## AIM:
Retype, without any change, the stretch of the data from the line containing "y-left-tick-label: 80000000 (261, 354, 299, 363)" through the line containing "sidebar-item-active[interactable]: ⊼ (0, 243, 51, 267)", including both of those lines.

## RECORDS SUPPLIED:

================================

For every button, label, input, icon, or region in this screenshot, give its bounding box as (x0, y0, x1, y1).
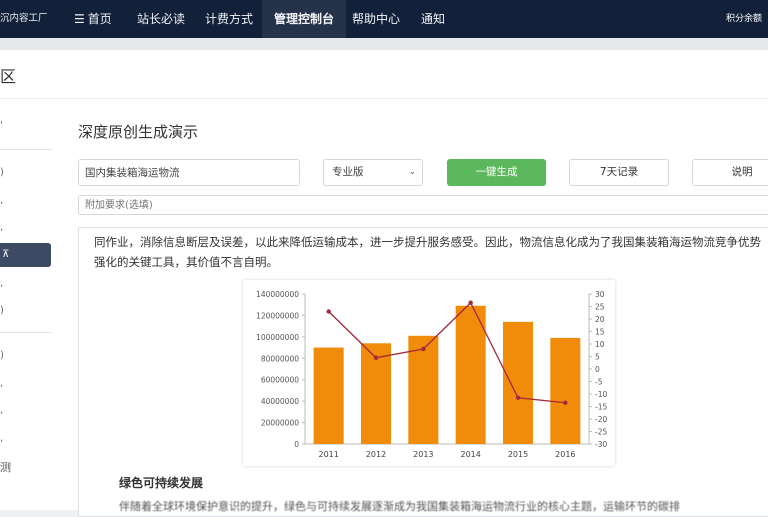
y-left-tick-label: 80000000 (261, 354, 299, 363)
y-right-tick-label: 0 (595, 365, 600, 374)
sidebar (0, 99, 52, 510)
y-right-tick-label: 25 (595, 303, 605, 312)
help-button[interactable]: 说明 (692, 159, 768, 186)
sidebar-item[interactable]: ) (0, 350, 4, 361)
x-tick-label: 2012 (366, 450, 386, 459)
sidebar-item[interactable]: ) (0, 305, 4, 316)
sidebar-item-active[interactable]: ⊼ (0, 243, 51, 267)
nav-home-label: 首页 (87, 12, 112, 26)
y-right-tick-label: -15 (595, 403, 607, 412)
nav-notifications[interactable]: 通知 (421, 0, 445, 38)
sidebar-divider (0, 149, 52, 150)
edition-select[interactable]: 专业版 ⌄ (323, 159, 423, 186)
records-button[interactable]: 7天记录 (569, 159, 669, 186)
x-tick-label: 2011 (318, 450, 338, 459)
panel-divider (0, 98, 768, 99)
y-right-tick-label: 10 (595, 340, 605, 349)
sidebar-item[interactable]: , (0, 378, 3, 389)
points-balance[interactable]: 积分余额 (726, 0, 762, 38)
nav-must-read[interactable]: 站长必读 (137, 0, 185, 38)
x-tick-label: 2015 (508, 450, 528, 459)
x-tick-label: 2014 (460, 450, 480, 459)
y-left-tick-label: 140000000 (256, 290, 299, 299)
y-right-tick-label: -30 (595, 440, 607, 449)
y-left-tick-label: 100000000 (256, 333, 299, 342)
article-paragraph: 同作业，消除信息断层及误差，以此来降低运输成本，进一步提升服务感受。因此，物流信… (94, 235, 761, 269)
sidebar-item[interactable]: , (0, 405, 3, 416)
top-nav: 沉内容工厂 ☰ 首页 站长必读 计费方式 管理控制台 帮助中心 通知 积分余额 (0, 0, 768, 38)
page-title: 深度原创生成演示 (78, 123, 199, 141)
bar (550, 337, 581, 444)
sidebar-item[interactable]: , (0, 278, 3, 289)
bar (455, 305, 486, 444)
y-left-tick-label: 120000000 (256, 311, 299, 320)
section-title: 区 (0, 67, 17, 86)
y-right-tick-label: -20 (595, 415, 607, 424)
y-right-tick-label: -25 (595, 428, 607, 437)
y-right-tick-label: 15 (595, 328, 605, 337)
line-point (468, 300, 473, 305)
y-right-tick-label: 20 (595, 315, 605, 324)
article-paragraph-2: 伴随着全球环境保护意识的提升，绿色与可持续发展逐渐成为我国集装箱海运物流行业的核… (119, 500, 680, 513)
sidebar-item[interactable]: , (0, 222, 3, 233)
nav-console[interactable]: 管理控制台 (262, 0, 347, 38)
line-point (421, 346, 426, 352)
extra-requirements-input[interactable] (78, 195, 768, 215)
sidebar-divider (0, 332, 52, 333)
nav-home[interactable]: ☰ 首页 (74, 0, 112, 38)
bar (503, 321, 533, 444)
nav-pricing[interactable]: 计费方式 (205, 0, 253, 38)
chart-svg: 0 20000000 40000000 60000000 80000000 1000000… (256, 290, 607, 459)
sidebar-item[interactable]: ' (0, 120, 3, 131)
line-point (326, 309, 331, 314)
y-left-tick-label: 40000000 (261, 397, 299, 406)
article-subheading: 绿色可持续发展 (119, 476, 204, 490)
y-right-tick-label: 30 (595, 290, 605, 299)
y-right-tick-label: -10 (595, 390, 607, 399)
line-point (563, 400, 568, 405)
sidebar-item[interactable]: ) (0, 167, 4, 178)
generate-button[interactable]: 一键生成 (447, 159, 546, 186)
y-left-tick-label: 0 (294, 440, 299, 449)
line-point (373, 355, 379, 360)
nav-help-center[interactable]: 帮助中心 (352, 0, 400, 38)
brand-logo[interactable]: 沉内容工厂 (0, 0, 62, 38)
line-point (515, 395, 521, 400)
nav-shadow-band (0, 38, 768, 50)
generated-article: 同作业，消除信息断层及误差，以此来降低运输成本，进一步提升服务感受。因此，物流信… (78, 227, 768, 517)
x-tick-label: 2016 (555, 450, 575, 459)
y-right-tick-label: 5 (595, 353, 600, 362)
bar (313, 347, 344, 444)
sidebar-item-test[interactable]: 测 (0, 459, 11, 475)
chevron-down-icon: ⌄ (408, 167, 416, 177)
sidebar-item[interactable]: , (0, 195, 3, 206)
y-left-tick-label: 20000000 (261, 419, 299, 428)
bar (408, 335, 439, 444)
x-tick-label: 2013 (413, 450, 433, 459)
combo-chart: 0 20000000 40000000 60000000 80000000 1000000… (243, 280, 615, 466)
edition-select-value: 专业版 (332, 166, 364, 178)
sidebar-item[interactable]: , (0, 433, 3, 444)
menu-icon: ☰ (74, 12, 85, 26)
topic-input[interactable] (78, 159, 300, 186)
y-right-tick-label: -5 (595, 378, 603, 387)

================================

## RESULT:
y-left-tick-label: 80000000 (261, 354, 299, 363)
y-right-tick-label: 0 (595, 365, 600, 374)
sidebar (0, 99, 52, 510)
y-right-tick-label: 25 (595, 303, 605, 312)
help-button[interactable]: 说明 (692, 159, 768, 186)
sidebar-item[interactable]: ) (0, 350, 4, 361)
x-tick-label: 2012 (366, 450, 386, 459)
sidebar-item[interactable]: ) (0, 305, 4, 316)
sidebar-item-active[interactable]: ⊼ (0, 243, 51, 267)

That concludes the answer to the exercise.